INSTRUCTIONS TO FOLLOW: Filter these entries so that only lines with the word "this" remain.

## BEGIN INFORMATION SHOWN

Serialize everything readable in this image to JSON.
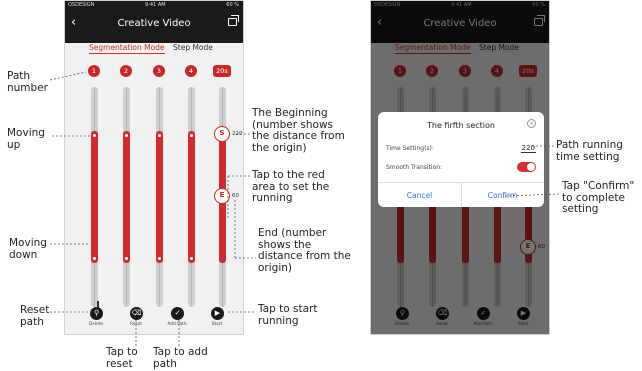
{
  "status_bar": {
    "carrier": "OSDESIGN",
    "time": "9:41 AM",
    "battery": "60 %"
  },
  "nav": {
    "title": "Creative Video"
  },
  "tabs": [
    {
      "label": "Segmentation Mode",
      "active": true
    },
    {
      "label": "Step Mode",
      "active": false
    }
  ],
  "path_numbers": [
    "1",
    "2",
    "3",
    "4",
    "20s"
  ],
  "tracks": [
    {
      "start": 0.8,
      "end": 0.2
    },
    {
      "start": 0.8,
      "end": 0.2
    },
    {
      "start": 0.8,
      "end": 0.2
    },
    {
      "start": 0.8,
      "end": 0.2
    },
    {
      "start": 0.8,
      "end": 0.2
    }
  ],
  "nodes": {
    "start": {
      "label": "S",
      "value": "220"
    },
    "end": {
      "label": "E",
      "value": "60"
    }
  },
  "toolbar": [
    {
      "label": "Delete",
      "icon": "trash-icon"
    },
    {
      "label": "Reset",
      "icon": "eraser-icon"
    },
    {
      "label": "Add Path",
      "icon": "checkmark-icon"
    },
    {
      "label": "Start",
      "icon": "play-icon"
    }
  ],
  "dialog": {
    "title": "The firfth section",
    "time_label": "Time Setting(s):",
    "time_value": "220",
    "smooth_label": "Smooth Transition:",
    "smooth_on": true,
    "cancel": "Cancel",
    "confirm": "Confirm"
  },
  "annotations": {
    "path_number": "Path number",
    "moving_up": "Moving up",
    "moving_down": "Moving down",
    "reset_path": "Reset path",
    "tap_reset": "Tap to reset",
    "tap_add": "Tap to add path",
    "beginning": "The Beginning (number shows the distance from the origin)",
    "tap_red": "Tap to the red area to set the running",
    "end": "End (number shows the distance from the origin)",
    "tap_start": "Tap to start running",
    "path_running": "Path running time setting",
    "tap_confirm": "Tap \"Confirm\" to complete setting"
  },
  "colors": {
    "accent": "#c62828",
    "link": "#3a6fd6",
    "nav_bg": "#1a1a1a"
  }
}
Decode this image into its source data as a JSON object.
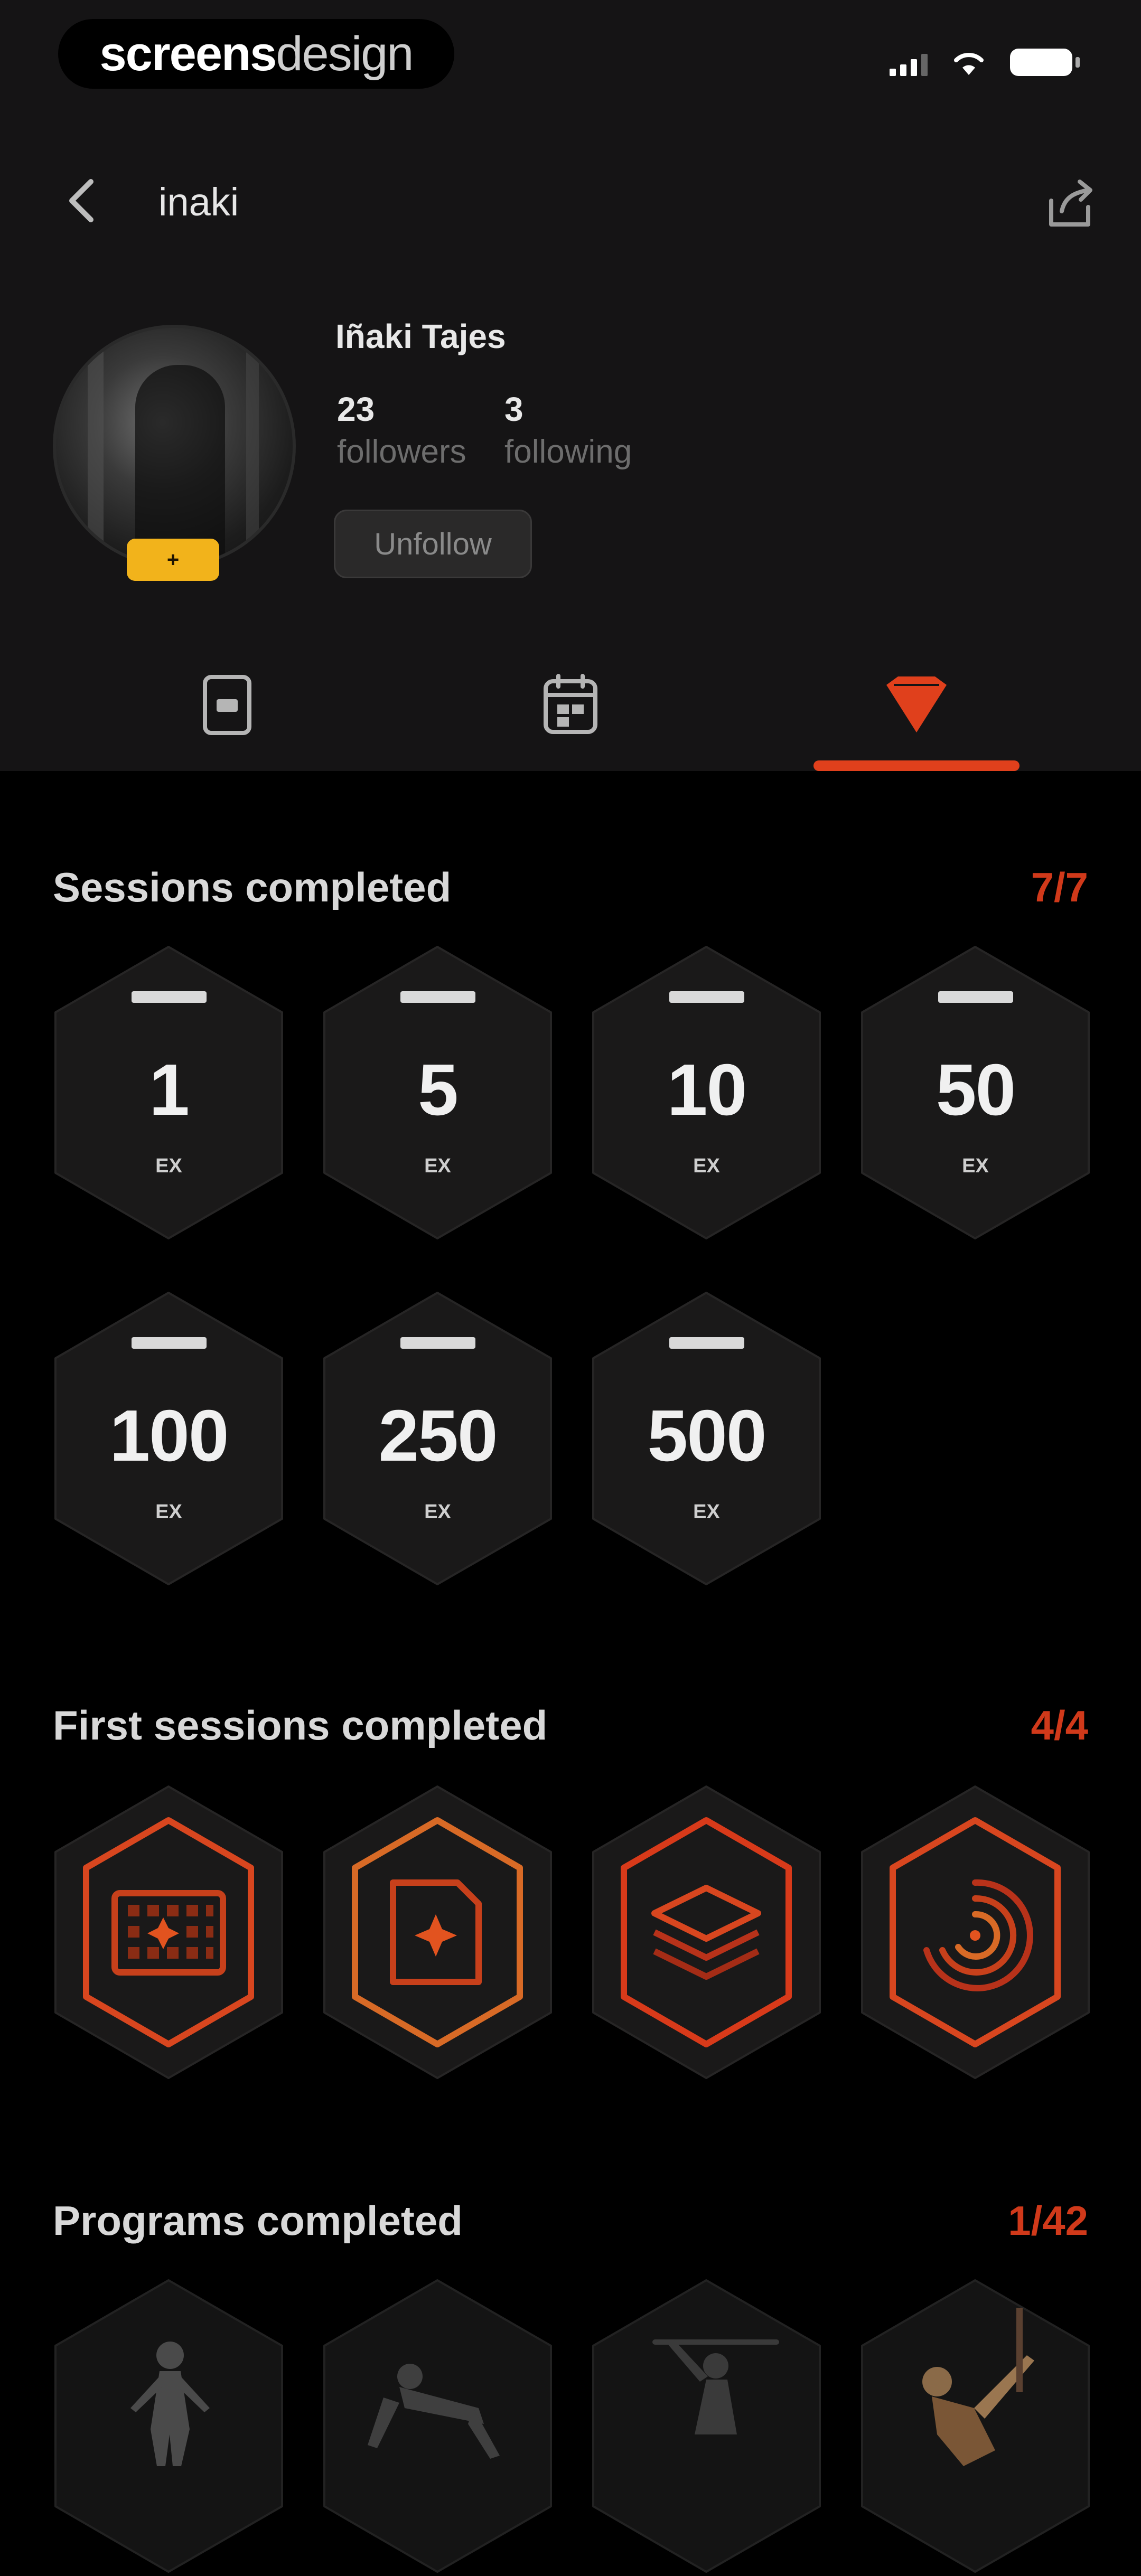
{
  "watermark": {
    "bold": "screens",
    "light": "design"
  },
  "nav": {
    "title": "inaki"
  },
  "profile": {
    "name": "Iñaki Tajes",
    "followers_count": "23",
    "followers_label": "followers",
    "following_count": "3",
    "following_label": "following",
    "badge": "+",
    "unfollow_label": "Unfollow"
  },
  "tabs": [
    "document-icon",
    "calendar-icon",
    "trophy-icon"
  ],
  "accent": "#e0401c",
  "sections": {
    "sessions": {
      "title": "Sessions completed",
      "count": "7/7",
      "badges": [
        {
          "value": "1",
          "unit": "EX"
        },
        {
          "value": "5",
          "unit": "EX"
        },
        {
          "value": "10",
          "unit": "EX"
        },
        {
          "value": "50",
          "unit": "EX"
        },
        {
          "value": "100",
          "unit": "EX"
        },
        {
          "value": "250",
          "unit": "EX"
        },
        {
          "value": "500",
          "unit": "EX"
        }
      ]
    },
    "first_sessions": {
      "title": "First sessions completed",
      "count": "4/4",
      "badges": [
        "calendar-grid-icon",
        "document-plus-icon",
        "stack-layers-icon",
        "concentric-arcs-icon"
      ]
    },
    "programs": {
      "title": "Programs completed",
      "count": "1/42"
    }
  }
}
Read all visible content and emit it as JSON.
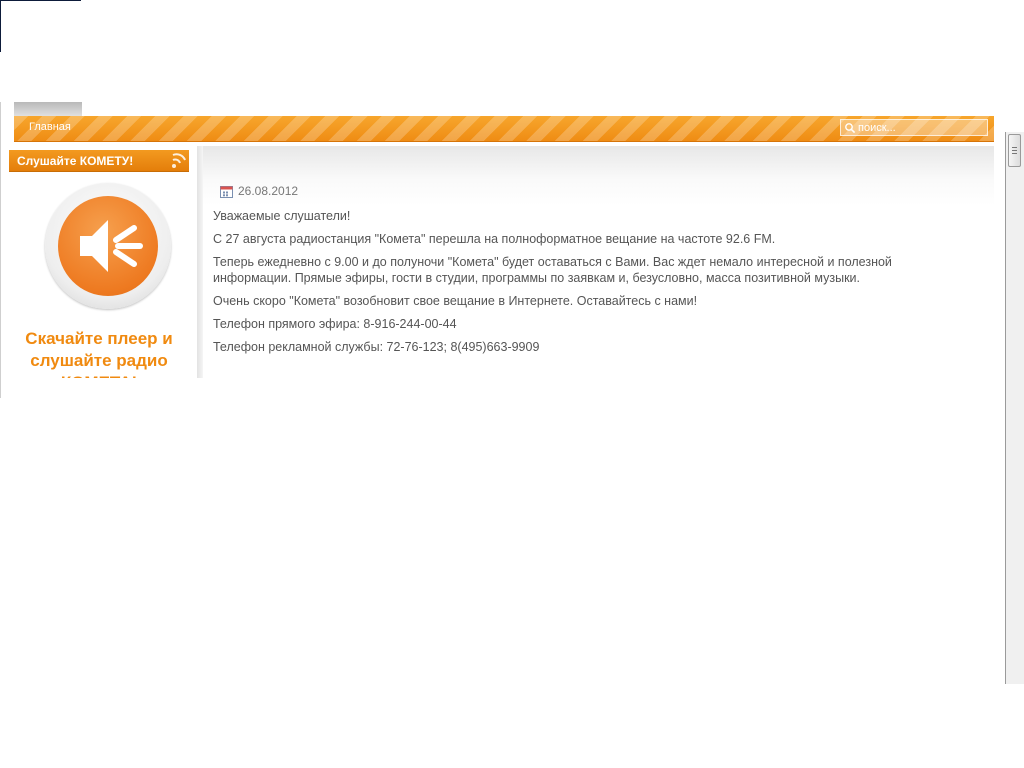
{
  "nav": {
    "home": "Главная",
    "search_placeholder": "поиск..."
  },
  "sidebar": {
    "header": "Слушайте КОМЕТУ!",
    "download_text": "Скачайте плеер и слушайте радио КОМЕТА!"
  },
  "article": {
    "date": "26.08.2012",
    "paragraphs": [
      "Уважаемые слушатели!",
      "С 27 августа радиостанция \"Комета\" перешла на полноформатное вещание на частоте 92.6 FM.",
      "Теперь ежедневно с 9.00 и до полуночи \"Комета\" будет оставаться с Вами. Вас ждет немало интересной и полезной информации. Прямые эфиры, гости в студии, программы по заявкам и, безусловно, масса позитивной музыки.",
      "Очень скоро \"Комета\" возобновит свое вещание в Интернете. Оставайтесь с нами!",
      "Телефон прямого эфира: 8-916-244-00-44",
      "Телефон рекламной службы: 72-76-123; 8(495)663-9909"
    ]
  },
  "colors": {
    "accent_orange": "#ef8c14",
    "text_gray": "#555555",
    "promo_orange": "#f08a10"
  },
  "icons": [
    "search-icon",
    "radio-waves-icon",
    "speaker-icon",
    "calendar-icon"
  ]
}
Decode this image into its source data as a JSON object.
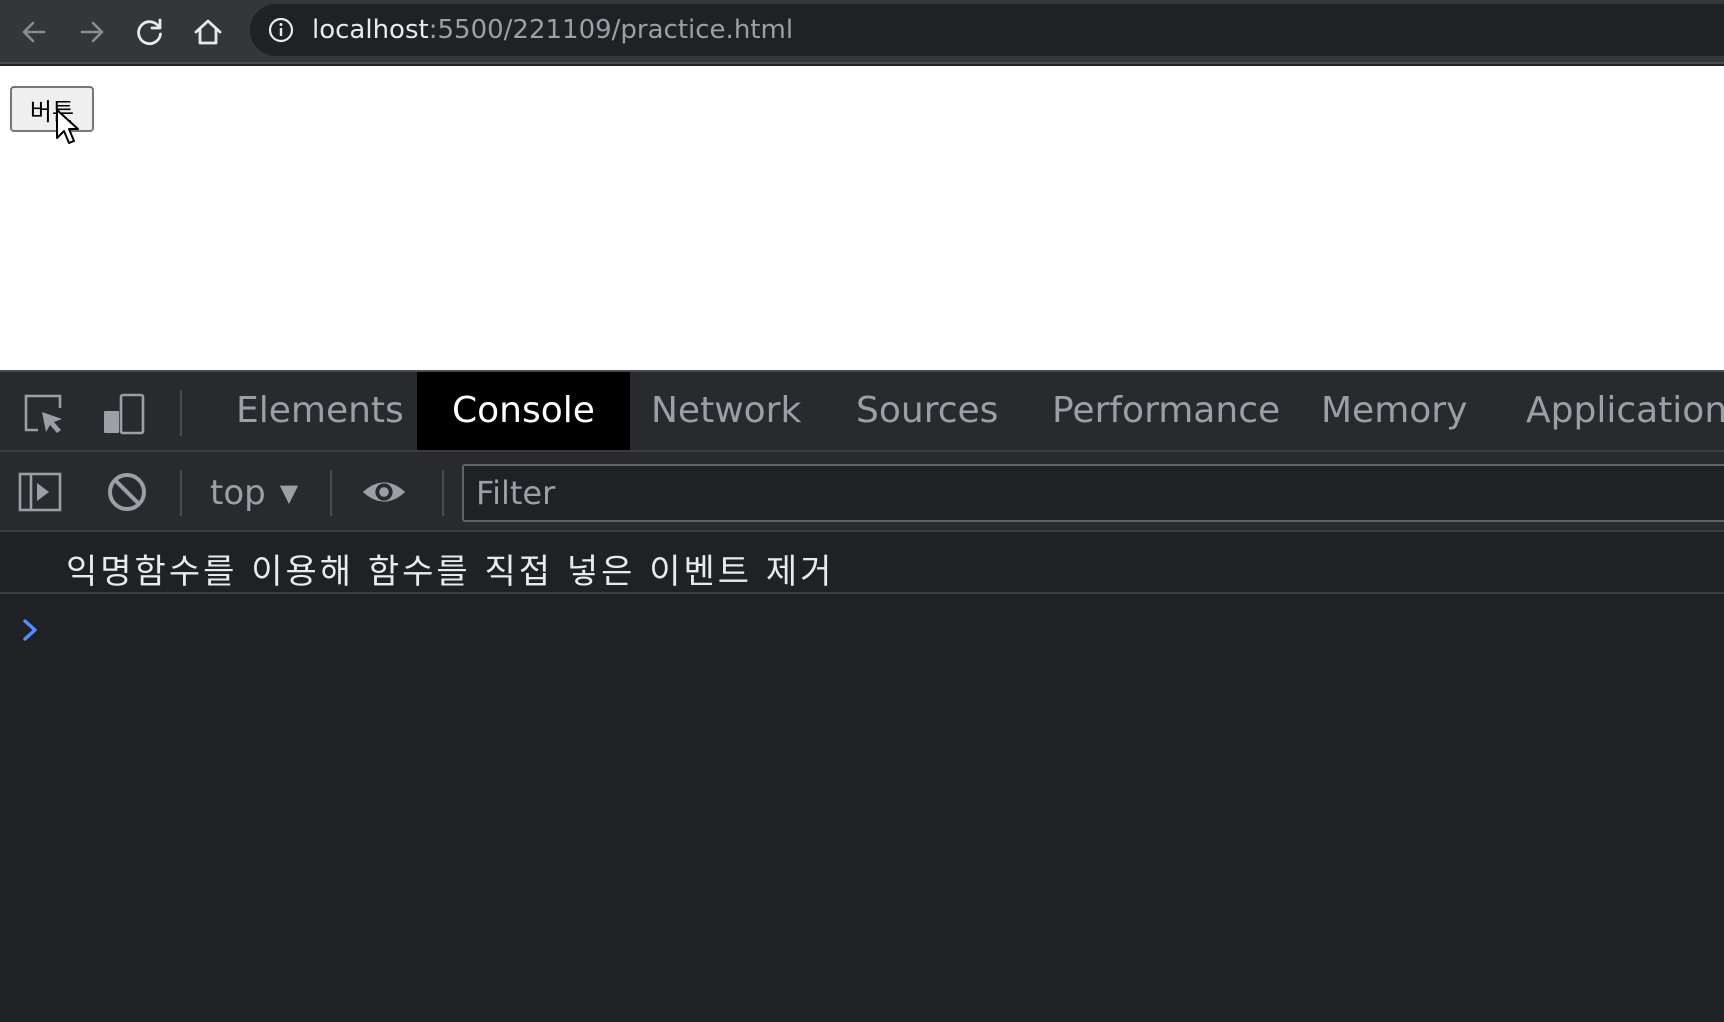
{
  "browser": {
    "url_host": "localhost",
    "url_path": ":5500/221109/practice.html",
    "icons": [
      "back-arrow-icon",
      "forward-arrow-icon",
      "reload-icon",
      "home-icon",
      "info-icon"
    ]
  },
  "page": {
    "button_label": "버튼"
  },
  "devtools": {
    "tabs": [
      "Elements",
      "Console",
      "Network",
      "Sources",
      "Performance",
      "Memory",
      "Application"
    ],
    "active_tab": "Console",
    "context": "top",
    "filter_placeholder": "Filter",
    "log_messages": [
      "익명함수를 이용해 함수를 직접 넣은 이벤트 제거"
    ],
    "prompt_color": "#4d90fe"
  }
}
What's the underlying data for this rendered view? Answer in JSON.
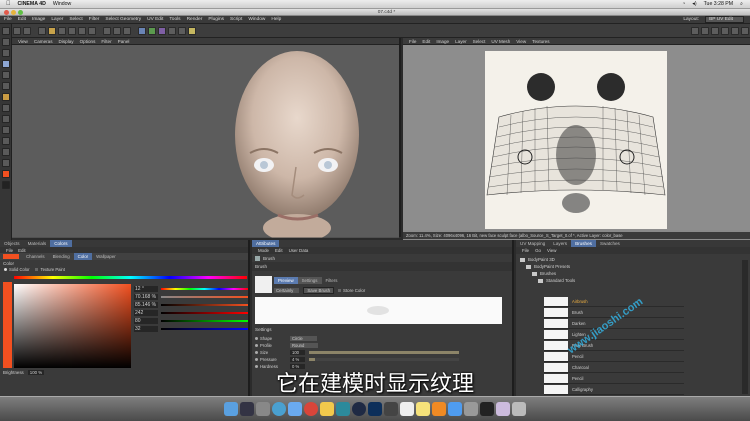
{
  "mac_menubar": {
    "app": "CINEMA 4D",
    "items": [
      "Window"
    ],
    "clock": "Tue 3:28 PM"
  },
  "window": {
    "title": "07.c4d *"
  },
  "app_menu": {
    "items": [
      "File",
      "Edit",
      "Image",
      "Layer",
      "Select",
      "Filter",
      "Select Geometry",
      "UV Edit",
      "Tools",
      "Render",
      "Plugins",
      "Script",
      "Window",
      "Help"
    ],
    "layout_label": "Layout:",
    "layout_value": "BP UV Edit"
  },
  "viewport_3d": {
    "menu": [
      "View",
      "Cameras",
      "Display",
      "Options",
      "Filter",
      "Panel"
    ]
  },
  "uv_view": {
    "menu": [
      "File",
      "Edit",
      "Image",
      "Layer",
      "Select",
      "UV Mesh",
      "View",
      "Textures"
    ],
    "status": "Zoom: 11.4%, Size: 4096x4096, 16 Bit, new face sculpt face (albo_Source_S_Target_0.of *, Active Layer: color_base"
  },
  "color_panel": {
    "tabs": [
      "Objects",
      "Materials",
      "Colors"
    ],
    "menu": [
      "File",
      "Edit"
    ],
    "subtabs": [
      "Channels",
      "Blending",
      "Color",
      "Wallpaper"
    ],
    "section": "Color",
    "solid_color_label": "Solid Color",
    "texture_paint_label": "Texture Paint",
    "hsv_values": [
      "12 °",
      "70.168 %",
      "85.146 %"
    ],
    "rgb_values": [
      "242",
      "80",
      "32"
    ],
    "brightness_label": "Brightness",
    "brightness_value": "100 %"
  },
  "attributes": {
    "tab": "Attributes",
    "menu": [
      "Mode",
      "Edit",
      "User Data"
    ],
    "object_label": "Brush",
    "brush_section": "Brush",
    "brush_tabs": [
      "Preview",
      "Settings",
      "Filters"
    ],
    "category_label": "Certainly",
    "save_brush": "Save Brush",
    "store_color": "Store Color",
    "settings_section": "Settings",
    "settings": [
      {
        "label": "Shape",
        "value": "Circle"
      },
      {
        "label": "Profile",
        "value": "Round"
      },
      {
        "label": "Size",
        "value": "100"
      },
      {
        "label": "Pressure",
        "value": "4 %"
      },
      {
        "label": "Hardness",
        "value": "0 %"
      }
    ]
  },
  "content_browser": {
    "tabs": [
      "UV Mapping",
      "Layers",
      "Brushes",
      "Swatches"
    ],
    "menu": [
      "File",
      "Go",
      "View"
    ],
    "tree": [
      "BodyPaint 3D",
      "BodyPaint Presets",
      "Brushes",
      "Standard Tools"
    ],
    "brushes": [
      "Airbrush",
      "Brush",
      "Darken",
      "Lighten",
      "Pixel Brush",
      "Pencil",
      "Charcoal",
      "Pencil",
      "Calligraphy"
    ]
  },
  "watermark": "www.jiaoshi.com",
  "subtitle": "它在建模时显示纹理",
  "colors": {
    "accent": "#4f6ea0",
    "selected_color": "#f25020",
    "selected_tab": "#5b7bb0"
  }
}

## END INFORMATION SHOWN

WORKED SOLUTION:
Serialize everything readable in this image to JSON.
Decode this image into its source data as a JSON object.
Decode this image into its source data as a JSON object.
What's the underlying data for this rendered view? Answer in JSON.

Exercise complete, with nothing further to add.